Lewis later told Nye that she urged Smith to apologize, Nye said.

In response, according to Lewis, Smith said: “Thanks for bringing the nutcase” to the meeting and drove off.

Since then, other interactions between Nye and Smith at meetings have been heated or strained.

At a meeting in May, when Smith wanted to have a vote of the board in support of the wind project, Nye said she sat next to Lewis in the audience and tried four times to get permission to speak. She claims that Smith ignored her.

The Orleans County Record reported that Nye stood and, in a loud voice, announced that the vote had not been warned on the agenda and would violate open meeting rules. She threatened to sue the board if it moved ahead with the vote. She repeated that complaint several times.

At one point, Nye also accused Smith of name-calling.

“You called me a nutcase,” she said.

“If the shoe fits …” he responded.

Nye said she was “absolutely shocked” to hear that he said it the first time.

Some records.
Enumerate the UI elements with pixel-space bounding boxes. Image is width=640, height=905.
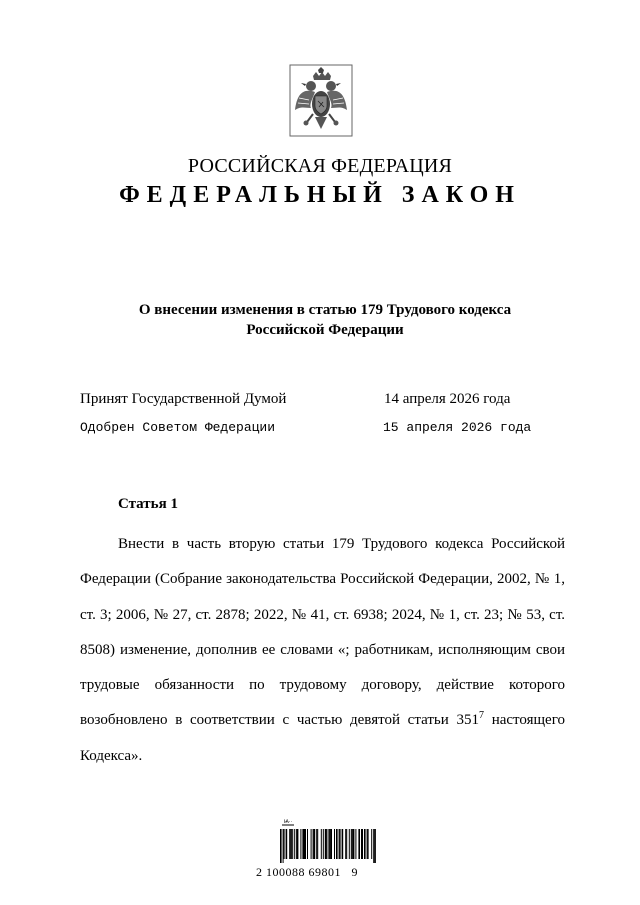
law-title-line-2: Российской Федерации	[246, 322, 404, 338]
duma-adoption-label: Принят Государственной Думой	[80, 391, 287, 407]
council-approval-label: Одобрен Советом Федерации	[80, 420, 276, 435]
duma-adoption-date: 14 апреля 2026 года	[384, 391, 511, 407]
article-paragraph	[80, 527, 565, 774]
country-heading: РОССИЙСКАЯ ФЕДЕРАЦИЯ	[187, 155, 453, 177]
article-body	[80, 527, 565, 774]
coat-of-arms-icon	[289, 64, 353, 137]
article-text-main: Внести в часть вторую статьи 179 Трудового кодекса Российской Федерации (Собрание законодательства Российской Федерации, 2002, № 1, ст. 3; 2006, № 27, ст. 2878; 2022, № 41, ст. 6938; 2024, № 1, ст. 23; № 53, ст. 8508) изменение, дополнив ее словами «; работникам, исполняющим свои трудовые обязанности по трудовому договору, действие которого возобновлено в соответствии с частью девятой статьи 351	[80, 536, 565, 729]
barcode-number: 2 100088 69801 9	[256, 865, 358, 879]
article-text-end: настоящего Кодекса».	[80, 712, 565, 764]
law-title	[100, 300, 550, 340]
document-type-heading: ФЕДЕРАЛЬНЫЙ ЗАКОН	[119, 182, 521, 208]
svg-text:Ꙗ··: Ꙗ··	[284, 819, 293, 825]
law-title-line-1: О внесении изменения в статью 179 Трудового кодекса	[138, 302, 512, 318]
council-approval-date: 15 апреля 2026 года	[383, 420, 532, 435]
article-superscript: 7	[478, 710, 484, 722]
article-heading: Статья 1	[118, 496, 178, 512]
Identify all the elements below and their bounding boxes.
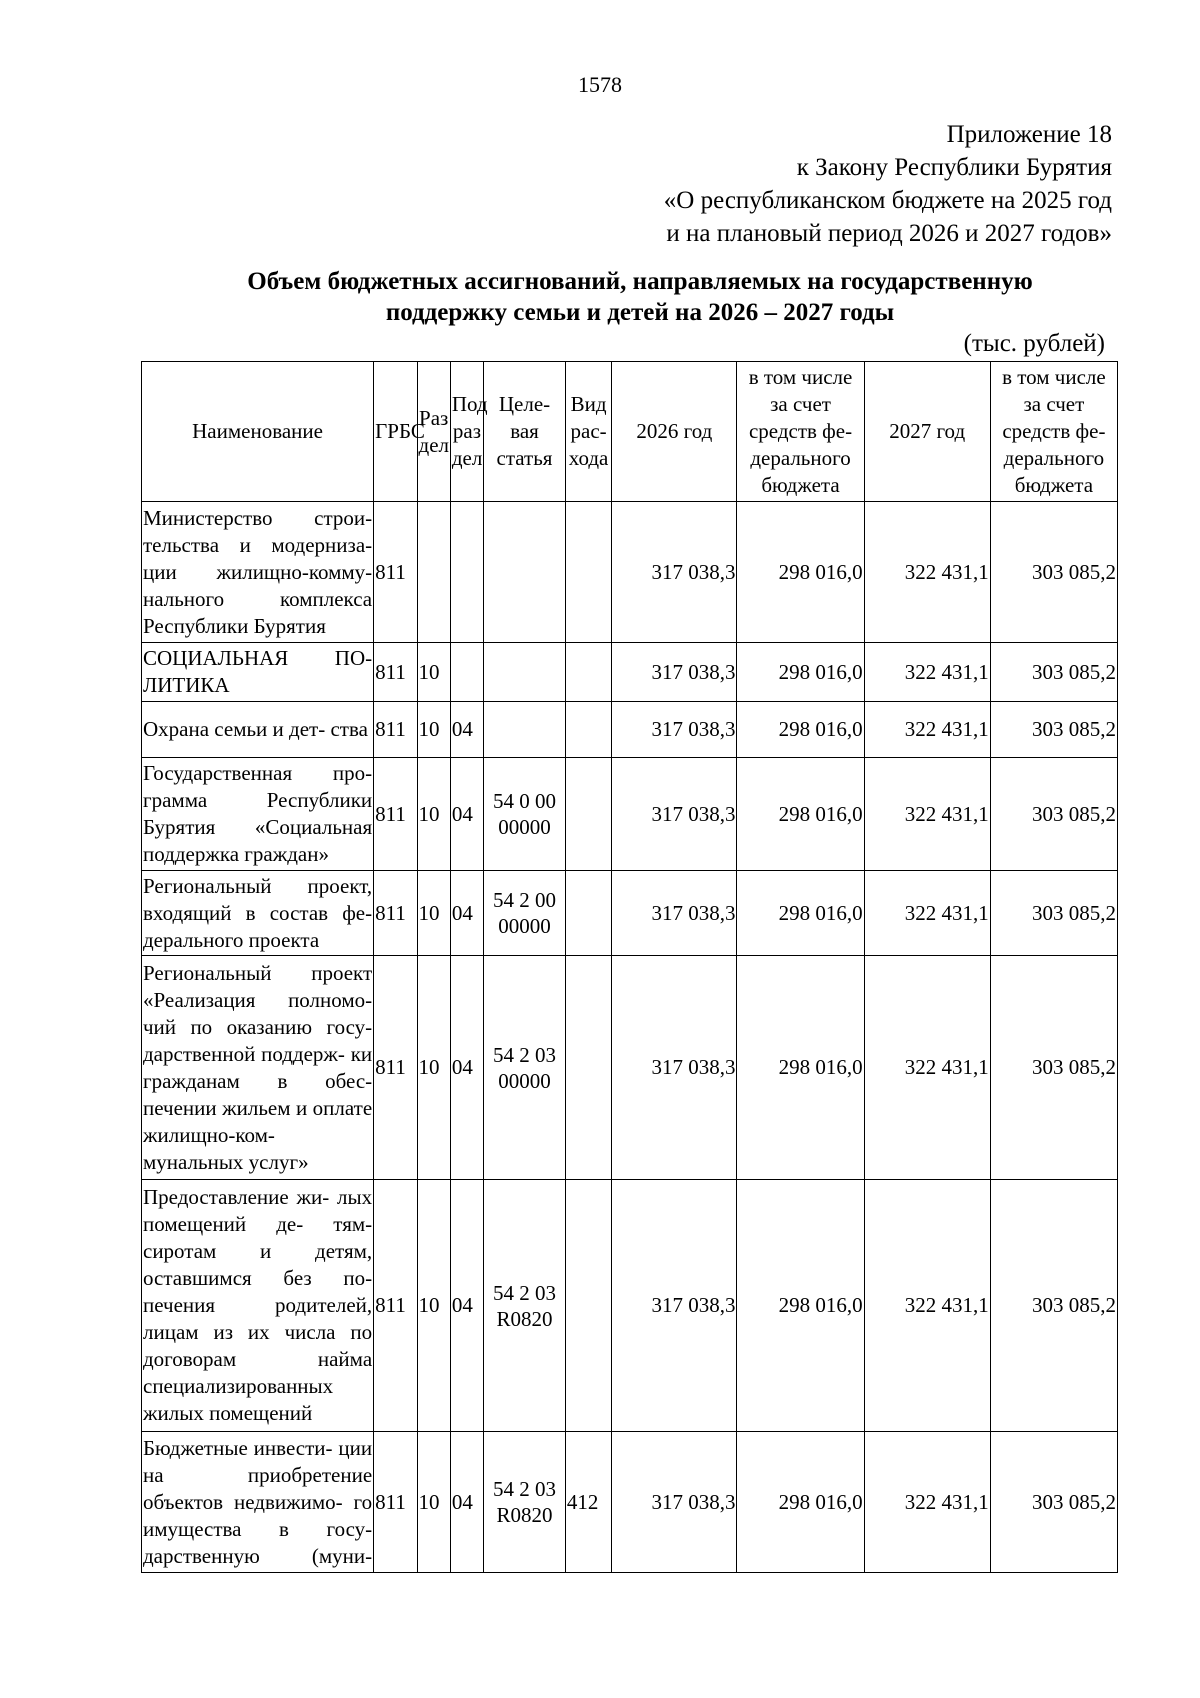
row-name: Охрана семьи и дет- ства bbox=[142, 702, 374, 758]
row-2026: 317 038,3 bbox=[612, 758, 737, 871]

TASKS FOR THIS EXERCISE.
#1 In the account of the dispute between Nye and Smith, what did Nye threaten to do if the board moved ahead with the vote?
#2 Carry on the account of the dispute between Nye and Smith from the point where it stops.
This material has no connection to the account of the dispute between Nye and Smith.

ANSWERS TO THE PROBLEMS.
#1 She threatened to sue the board.

#2
Nye said the meeting where he said “If the shoe fits…” was taped and has played repeatedly on the local public access channel NEK-TV. She has a distinctive voice, and says that she has been approached by strangers in local stores who have asked if she is the woman that Smith called a nutcase.

“Rules are made for a reason to keep people from slandering others,” she said.

“I am embarrassed for myself. People keep coming up to me.”

She says she worked in town government in the past and is retired. She is used to having people recognize her knowledge about town operations, not disparage her for it.

Nye has demanded in the letter that Smith put on the select board agenda that he will make an apology to her. She had wanted him to do that at Monday’s meeting, but he did not.

His attorney, Gregory Howe, wrote to Nye’s attorney saying that Smith needed more time to respond.

She said she accepted the delay.

She wants him to stand up at the meeting and read a written apology.

She also wants him to buy ads three columns wide by eight inches tall with print in block letters in a specific size, saying “I Brian Smith sincerely apologize … for calling her a god-damn nutcase.”

She wants the ads to run seven times in The Orleans County Record and also seven times in the other two local papers. That would mean it would run seven weeks in the weekly Chronicle of Barton, she said.

She would not accept a public apology in person from him, saying he has been told he cannot contact her in person.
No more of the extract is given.